# WRITTEN TASK:
Find each line containing the string "sprawach" and return it.

# INFORMATION SUPPLIED:

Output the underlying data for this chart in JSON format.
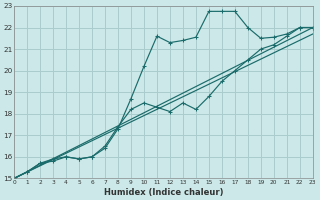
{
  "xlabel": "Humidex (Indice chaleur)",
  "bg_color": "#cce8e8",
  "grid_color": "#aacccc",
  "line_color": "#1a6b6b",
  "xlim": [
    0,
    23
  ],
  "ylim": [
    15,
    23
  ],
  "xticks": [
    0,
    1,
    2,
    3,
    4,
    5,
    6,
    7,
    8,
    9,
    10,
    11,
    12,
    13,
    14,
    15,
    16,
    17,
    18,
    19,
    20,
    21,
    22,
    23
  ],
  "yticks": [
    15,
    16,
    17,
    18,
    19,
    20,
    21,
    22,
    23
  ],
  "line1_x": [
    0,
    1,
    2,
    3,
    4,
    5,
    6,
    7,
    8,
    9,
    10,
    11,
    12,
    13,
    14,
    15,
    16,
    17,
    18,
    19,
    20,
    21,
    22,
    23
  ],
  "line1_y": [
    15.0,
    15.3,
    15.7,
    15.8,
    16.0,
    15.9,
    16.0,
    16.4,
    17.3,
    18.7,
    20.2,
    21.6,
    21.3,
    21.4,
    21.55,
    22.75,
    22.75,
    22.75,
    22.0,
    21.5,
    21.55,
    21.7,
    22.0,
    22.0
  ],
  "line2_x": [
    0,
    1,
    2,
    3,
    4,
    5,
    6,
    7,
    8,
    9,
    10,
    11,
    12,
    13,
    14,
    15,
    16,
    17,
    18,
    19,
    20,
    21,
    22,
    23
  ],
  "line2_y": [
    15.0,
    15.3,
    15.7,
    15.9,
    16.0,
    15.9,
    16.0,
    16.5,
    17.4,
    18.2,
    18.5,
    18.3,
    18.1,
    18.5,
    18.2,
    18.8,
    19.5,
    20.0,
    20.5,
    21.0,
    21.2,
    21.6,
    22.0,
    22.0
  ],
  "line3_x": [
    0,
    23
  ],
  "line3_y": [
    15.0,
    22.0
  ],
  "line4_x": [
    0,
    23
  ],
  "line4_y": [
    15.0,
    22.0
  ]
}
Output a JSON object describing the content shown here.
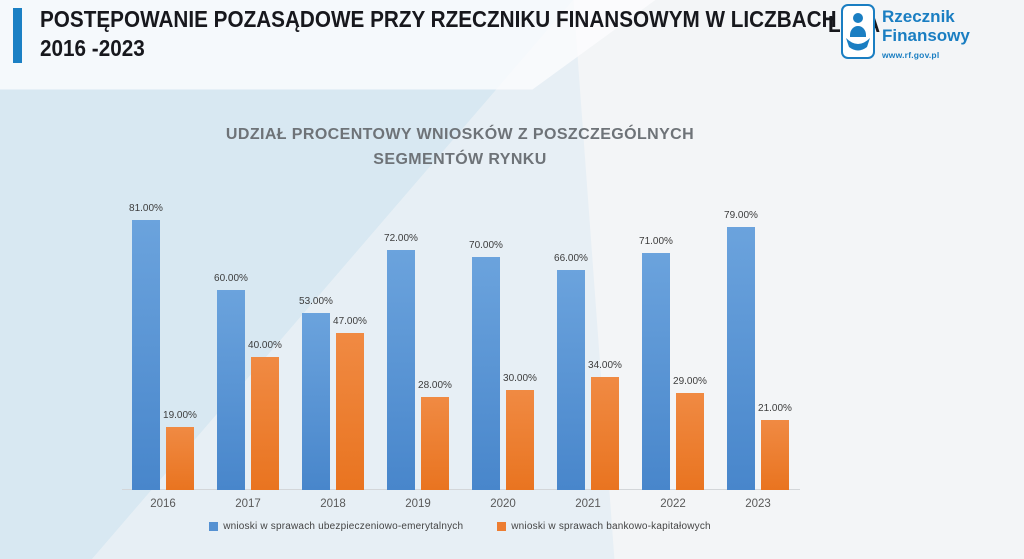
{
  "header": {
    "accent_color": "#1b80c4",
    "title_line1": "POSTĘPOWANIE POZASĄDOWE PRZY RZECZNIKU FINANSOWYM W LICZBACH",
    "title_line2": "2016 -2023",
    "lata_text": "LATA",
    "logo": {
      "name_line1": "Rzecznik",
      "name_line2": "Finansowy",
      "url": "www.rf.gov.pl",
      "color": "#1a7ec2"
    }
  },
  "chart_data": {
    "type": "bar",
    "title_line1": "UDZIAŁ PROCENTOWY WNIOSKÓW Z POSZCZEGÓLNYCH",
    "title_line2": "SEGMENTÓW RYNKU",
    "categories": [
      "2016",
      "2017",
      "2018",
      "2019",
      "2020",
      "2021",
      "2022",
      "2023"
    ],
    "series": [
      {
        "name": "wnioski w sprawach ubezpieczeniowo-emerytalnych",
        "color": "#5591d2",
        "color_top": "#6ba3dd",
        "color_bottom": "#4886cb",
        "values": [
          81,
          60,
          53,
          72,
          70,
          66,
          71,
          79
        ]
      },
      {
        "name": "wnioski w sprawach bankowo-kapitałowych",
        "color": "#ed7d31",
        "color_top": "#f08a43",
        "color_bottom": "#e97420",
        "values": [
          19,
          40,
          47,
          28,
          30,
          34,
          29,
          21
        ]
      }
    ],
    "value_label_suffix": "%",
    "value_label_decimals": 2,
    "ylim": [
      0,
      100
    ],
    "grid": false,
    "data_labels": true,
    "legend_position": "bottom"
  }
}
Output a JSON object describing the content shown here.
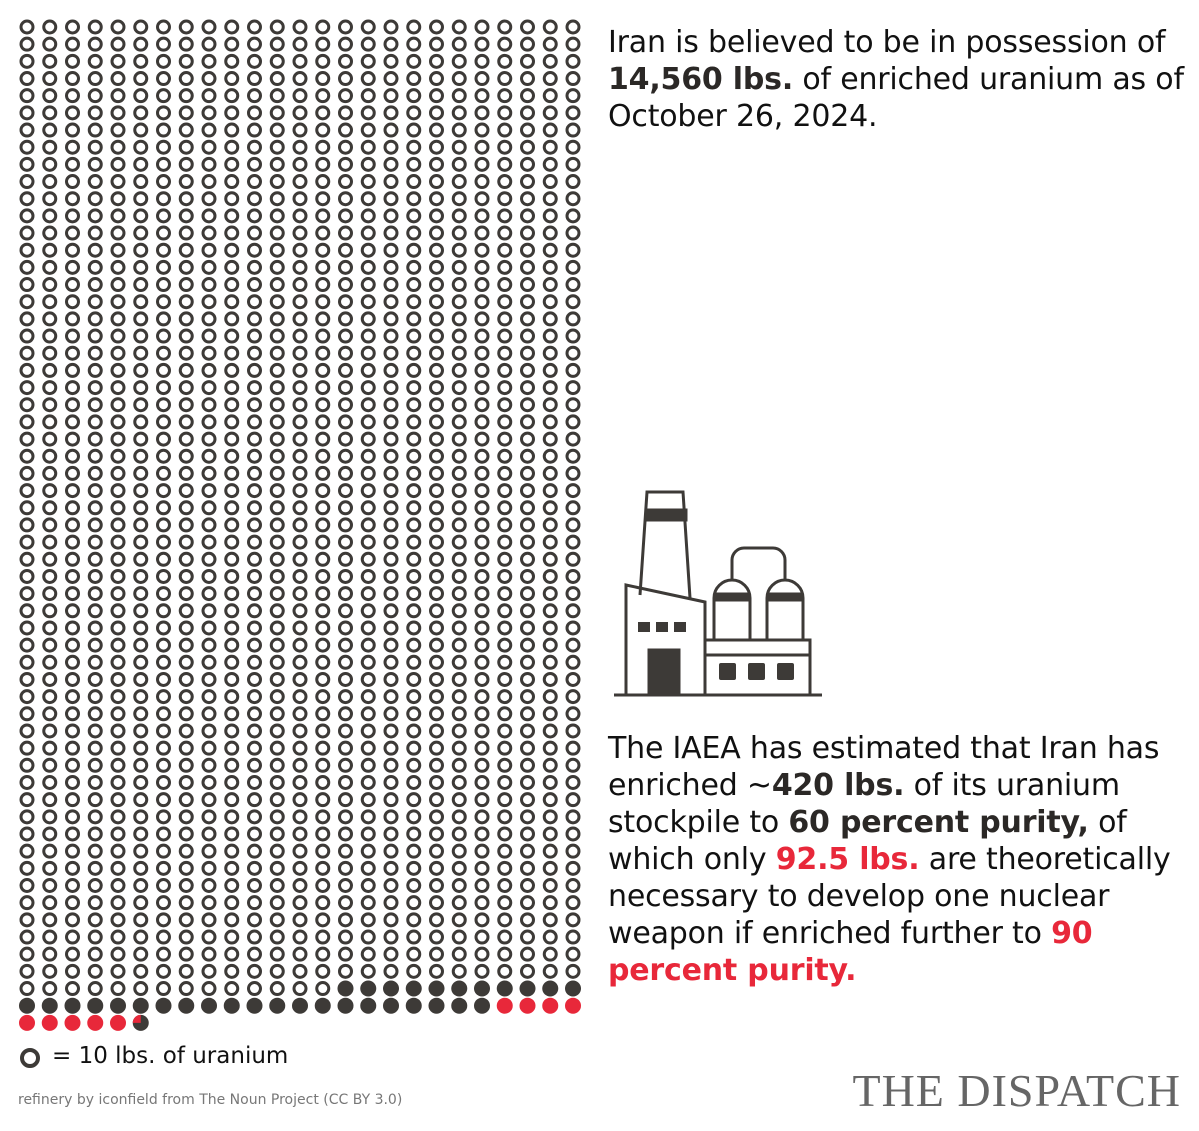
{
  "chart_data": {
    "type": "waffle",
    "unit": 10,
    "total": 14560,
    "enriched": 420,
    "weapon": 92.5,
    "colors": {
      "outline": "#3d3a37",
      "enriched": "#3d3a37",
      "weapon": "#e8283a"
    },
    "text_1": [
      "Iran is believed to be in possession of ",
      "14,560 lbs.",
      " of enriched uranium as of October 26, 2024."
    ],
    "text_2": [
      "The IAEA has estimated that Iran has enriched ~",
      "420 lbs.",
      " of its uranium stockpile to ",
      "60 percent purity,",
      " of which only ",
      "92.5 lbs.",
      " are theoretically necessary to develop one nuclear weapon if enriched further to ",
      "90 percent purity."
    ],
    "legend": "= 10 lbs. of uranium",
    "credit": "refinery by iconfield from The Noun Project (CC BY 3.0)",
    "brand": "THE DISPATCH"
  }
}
==
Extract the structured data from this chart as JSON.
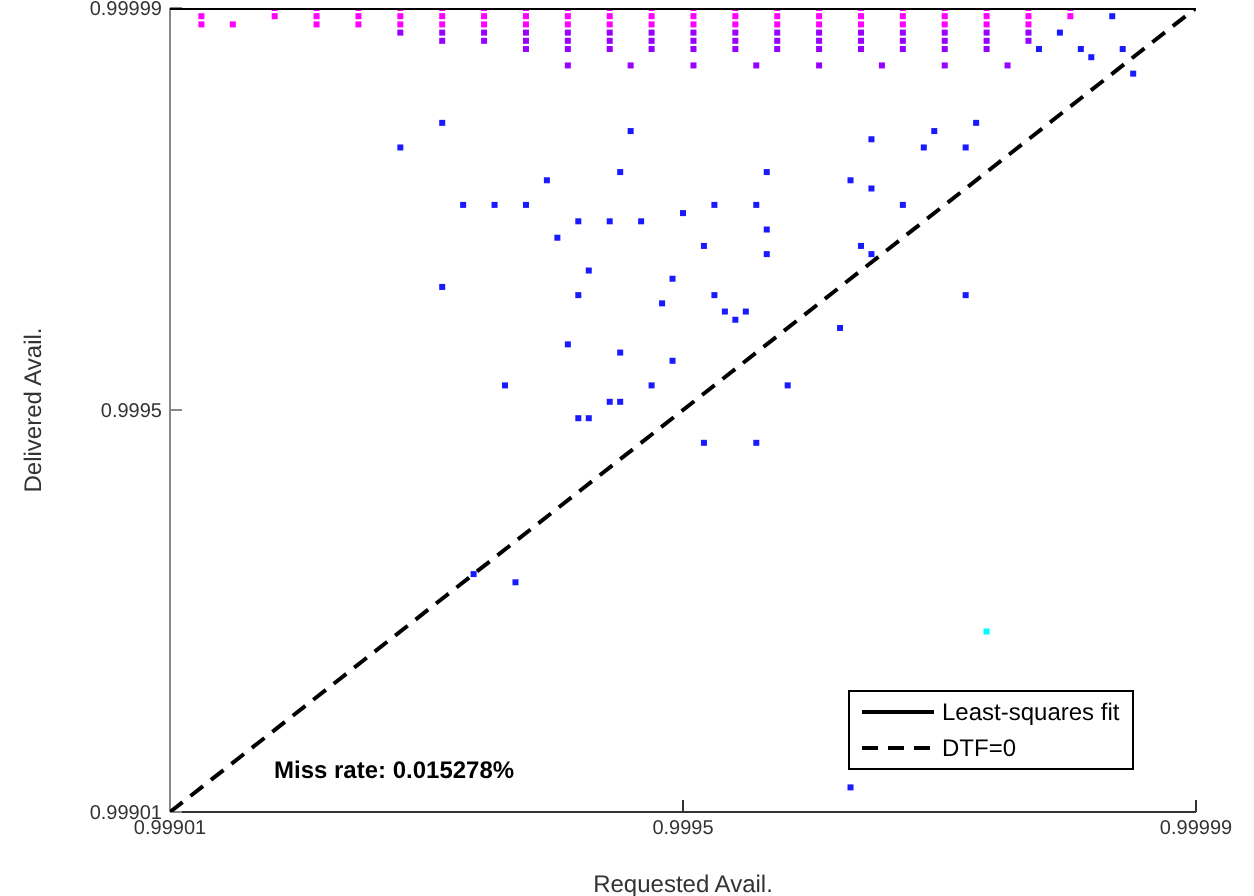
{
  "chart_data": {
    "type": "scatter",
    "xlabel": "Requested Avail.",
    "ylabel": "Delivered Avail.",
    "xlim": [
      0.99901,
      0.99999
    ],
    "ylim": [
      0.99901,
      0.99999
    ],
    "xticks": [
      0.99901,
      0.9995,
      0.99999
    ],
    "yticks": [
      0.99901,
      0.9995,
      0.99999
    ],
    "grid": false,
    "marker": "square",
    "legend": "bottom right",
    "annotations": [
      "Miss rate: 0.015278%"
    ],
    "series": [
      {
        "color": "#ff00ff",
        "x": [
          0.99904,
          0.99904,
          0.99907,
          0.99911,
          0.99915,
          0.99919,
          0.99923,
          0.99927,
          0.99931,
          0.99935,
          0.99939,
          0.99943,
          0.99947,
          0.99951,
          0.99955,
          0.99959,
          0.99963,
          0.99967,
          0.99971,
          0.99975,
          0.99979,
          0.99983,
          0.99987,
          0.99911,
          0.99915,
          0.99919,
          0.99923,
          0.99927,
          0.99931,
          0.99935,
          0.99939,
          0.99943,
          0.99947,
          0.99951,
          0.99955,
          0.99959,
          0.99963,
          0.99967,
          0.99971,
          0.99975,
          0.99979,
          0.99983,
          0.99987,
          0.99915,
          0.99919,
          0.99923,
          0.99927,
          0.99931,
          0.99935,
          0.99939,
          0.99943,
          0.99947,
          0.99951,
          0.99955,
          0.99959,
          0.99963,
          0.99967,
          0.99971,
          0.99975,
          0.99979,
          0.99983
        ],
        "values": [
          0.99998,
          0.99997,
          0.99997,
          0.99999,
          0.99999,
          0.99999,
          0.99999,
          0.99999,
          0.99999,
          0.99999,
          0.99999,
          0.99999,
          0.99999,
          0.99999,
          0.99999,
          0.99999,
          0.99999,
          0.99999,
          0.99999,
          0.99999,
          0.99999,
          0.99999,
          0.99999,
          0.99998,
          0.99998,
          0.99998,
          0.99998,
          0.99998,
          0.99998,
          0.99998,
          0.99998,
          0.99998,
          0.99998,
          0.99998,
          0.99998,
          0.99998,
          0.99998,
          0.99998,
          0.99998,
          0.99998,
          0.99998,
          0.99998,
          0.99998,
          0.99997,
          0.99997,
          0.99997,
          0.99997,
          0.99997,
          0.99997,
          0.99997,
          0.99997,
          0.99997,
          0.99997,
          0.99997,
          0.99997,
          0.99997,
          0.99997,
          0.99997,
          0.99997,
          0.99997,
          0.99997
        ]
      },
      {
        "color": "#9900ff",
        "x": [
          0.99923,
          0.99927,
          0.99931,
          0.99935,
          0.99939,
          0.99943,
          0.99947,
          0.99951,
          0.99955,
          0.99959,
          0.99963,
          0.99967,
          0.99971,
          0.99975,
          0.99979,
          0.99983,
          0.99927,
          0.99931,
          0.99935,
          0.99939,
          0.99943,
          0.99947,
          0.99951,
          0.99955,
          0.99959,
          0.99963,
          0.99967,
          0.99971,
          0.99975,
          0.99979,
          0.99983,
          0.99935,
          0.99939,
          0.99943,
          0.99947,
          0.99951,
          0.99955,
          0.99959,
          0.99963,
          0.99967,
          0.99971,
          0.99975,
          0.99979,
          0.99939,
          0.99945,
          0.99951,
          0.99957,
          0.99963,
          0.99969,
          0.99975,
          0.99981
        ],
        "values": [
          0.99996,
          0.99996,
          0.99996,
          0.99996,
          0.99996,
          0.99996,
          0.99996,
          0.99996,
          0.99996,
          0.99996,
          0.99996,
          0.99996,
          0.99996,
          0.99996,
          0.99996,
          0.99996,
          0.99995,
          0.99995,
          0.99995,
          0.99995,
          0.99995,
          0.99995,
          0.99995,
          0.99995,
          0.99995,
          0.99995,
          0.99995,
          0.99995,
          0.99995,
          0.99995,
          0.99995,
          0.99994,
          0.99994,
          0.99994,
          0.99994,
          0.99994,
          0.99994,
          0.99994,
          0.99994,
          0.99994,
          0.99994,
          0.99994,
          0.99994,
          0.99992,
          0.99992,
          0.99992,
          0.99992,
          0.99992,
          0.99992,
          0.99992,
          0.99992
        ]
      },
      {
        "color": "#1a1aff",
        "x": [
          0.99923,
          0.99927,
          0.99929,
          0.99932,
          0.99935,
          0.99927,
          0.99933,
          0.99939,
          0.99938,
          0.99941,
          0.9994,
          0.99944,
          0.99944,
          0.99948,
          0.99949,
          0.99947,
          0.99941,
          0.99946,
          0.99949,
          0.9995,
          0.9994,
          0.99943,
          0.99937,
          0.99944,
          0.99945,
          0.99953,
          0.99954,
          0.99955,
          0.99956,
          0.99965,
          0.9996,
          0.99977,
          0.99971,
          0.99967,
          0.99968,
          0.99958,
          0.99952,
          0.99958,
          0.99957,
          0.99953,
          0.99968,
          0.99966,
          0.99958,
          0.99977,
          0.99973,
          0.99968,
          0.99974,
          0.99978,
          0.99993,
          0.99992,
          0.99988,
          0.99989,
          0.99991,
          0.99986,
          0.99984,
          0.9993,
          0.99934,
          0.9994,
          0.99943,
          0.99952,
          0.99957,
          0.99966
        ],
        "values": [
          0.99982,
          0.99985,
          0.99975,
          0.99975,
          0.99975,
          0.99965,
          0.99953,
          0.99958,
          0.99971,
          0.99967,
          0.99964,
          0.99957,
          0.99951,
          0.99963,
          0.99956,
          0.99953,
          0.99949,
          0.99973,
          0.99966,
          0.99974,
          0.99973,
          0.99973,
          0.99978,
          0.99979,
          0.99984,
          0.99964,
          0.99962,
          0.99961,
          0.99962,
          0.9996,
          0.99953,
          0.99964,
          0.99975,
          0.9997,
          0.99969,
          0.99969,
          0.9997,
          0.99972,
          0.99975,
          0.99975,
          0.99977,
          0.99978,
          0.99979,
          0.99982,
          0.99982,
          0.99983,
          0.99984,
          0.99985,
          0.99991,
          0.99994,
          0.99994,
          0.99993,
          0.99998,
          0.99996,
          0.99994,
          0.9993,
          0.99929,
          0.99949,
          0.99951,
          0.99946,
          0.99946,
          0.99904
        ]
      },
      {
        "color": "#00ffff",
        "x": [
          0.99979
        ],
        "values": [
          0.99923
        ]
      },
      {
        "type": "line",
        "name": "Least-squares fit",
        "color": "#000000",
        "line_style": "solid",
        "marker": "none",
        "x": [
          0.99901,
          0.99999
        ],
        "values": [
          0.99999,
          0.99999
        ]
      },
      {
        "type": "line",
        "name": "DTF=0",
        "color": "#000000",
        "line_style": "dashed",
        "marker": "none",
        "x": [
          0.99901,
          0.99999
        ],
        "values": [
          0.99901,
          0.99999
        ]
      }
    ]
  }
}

# RESULT BELOW:
        "name": "wnioski w sprawach ubezpieczeniowo-emerytalnych",
        "name": "wnioski w sprawach bankowo-kapitałowych",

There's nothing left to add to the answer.